CHALLENGE: How many lines in the entries below contain "this"? Answer with the number only.

MATERIAL PROVIDED:
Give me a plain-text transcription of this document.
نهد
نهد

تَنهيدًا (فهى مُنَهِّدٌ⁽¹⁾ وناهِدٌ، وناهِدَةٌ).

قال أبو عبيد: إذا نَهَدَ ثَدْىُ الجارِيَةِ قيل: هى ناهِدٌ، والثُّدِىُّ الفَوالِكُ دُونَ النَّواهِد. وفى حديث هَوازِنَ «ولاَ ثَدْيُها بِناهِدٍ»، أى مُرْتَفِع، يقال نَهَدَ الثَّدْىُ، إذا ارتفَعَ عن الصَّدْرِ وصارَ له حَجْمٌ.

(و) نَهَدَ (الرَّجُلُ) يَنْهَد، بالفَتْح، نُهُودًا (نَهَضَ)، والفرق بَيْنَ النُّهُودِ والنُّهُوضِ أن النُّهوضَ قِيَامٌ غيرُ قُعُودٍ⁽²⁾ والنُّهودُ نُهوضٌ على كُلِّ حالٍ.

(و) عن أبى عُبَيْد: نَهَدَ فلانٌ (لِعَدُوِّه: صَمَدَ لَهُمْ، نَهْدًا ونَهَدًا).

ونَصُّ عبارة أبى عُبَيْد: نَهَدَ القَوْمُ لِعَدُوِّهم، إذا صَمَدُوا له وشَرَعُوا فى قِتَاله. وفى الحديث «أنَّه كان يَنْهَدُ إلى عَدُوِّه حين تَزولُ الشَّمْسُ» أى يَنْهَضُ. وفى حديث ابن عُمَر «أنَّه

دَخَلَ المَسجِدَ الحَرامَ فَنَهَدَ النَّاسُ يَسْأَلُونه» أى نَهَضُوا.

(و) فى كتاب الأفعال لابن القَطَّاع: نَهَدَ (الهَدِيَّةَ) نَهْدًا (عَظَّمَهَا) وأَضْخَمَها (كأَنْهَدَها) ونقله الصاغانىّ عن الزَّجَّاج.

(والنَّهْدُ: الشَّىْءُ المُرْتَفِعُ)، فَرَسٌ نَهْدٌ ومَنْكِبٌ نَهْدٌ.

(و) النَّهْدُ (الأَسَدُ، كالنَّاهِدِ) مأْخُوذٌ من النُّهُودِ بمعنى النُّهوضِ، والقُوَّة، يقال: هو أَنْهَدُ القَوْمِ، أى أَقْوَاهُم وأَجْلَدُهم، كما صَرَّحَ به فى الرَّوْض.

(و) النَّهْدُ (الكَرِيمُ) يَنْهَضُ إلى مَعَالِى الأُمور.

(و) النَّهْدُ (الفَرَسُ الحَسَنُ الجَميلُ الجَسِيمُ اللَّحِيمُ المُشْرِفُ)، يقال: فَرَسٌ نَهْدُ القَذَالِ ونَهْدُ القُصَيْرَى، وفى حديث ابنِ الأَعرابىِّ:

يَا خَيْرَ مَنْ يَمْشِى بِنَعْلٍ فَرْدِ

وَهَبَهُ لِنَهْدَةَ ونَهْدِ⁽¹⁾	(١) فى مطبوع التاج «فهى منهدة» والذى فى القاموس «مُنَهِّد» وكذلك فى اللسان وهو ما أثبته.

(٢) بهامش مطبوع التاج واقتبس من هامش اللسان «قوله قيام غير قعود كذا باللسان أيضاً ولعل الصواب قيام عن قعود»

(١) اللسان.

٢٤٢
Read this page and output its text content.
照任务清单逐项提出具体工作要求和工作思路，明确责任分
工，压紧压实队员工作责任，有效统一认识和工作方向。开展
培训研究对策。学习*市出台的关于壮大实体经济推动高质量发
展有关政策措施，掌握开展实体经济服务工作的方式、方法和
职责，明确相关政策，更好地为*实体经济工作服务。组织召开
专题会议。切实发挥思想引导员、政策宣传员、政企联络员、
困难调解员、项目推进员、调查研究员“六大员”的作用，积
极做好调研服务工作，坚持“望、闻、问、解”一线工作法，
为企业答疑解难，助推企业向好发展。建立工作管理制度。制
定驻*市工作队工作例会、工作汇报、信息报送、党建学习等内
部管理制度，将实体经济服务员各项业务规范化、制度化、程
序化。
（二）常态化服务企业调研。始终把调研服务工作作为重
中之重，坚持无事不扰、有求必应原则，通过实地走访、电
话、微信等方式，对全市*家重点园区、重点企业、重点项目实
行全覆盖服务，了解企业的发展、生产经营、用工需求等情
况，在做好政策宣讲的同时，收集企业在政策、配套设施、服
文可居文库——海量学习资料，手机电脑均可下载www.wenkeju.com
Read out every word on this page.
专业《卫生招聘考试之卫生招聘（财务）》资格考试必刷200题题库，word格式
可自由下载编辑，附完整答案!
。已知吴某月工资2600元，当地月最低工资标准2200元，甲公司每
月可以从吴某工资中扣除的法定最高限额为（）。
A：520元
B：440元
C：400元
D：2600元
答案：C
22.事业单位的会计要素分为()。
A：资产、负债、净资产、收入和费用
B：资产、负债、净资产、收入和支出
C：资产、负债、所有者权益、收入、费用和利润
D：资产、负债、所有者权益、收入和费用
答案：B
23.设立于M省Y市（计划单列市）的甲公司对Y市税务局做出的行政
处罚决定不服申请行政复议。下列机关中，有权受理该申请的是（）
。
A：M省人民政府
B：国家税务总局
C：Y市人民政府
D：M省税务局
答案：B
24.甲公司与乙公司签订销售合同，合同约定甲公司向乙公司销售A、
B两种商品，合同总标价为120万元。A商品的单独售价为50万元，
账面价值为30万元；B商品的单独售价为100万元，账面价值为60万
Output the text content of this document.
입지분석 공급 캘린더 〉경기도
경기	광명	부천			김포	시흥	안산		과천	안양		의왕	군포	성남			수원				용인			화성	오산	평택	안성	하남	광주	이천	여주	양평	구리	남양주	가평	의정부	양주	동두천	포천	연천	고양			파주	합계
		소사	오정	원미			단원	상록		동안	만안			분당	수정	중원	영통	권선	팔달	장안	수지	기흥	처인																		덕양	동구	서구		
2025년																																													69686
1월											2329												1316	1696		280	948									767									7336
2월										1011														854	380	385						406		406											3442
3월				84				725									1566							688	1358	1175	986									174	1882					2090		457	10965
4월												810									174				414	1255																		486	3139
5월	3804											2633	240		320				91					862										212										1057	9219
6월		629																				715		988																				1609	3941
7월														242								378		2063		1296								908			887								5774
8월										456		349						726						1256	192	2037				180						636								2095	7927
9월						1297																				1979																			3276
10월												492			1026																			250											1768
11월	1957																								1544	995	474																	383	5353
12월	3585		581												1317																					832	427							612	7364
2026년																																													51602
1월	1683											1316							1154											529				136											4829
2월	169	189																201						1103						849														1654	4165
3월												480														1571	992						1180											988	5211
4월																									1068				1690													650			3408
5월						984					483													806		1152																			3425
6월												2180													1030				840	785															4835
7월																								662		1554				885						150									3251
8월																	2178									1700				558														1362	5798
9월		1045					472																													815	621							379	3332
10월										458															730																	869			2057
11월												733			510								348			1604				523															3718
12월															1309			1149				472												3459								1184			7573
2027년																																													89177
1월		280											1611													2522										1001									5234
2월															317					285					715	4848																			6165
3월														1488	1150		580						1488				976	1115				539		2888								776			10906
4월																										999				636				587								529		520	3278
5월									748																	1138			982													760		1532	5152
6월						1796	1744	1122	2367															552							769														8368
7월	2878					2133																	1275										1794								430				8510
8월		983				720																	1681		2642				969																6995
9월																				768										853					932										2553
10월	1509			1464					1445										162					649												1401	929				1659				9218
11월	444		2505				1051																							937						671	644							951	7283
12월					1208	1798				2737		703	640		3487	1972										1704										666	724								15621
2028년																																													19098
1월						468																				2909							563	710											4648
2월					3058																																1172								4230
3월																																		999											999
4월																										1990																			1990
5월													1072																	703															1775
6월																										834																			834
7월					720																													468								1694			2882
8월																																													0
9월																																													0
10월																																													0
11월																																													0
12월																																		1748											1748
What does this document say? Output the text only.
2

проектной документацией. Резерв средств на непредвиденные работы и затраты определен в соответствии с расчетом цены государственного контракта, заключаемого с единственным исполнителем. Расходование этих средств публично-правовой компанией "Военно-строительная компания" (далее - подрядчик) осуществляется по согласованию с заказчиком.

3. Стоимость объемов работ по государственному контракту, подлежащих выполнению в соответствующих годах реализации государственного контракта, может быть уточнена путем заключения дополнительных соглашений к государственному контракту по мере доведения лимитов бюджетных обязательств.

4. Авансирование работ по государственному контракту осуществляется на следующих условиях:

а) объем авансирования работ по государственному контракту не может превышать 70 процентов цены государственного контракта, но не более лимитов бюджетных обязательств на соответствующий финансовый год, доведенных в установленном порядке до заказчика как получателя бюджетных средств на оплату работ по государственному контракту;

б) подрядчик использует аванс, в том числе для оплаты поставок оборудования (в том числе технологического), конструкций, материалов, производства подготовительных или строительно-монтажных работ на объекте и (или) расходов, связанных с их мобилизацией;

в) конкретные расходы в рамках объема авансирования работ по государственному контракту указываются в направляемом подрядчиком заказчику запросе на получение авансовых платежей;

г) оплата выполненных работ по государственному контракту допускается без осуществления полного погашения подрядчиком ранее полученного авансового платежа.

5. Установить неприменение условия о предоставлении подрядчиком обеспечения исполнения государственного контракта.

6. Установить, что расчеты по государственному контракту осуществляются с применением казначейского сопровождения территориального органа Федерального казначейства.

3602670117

TASK SOLUTION: 5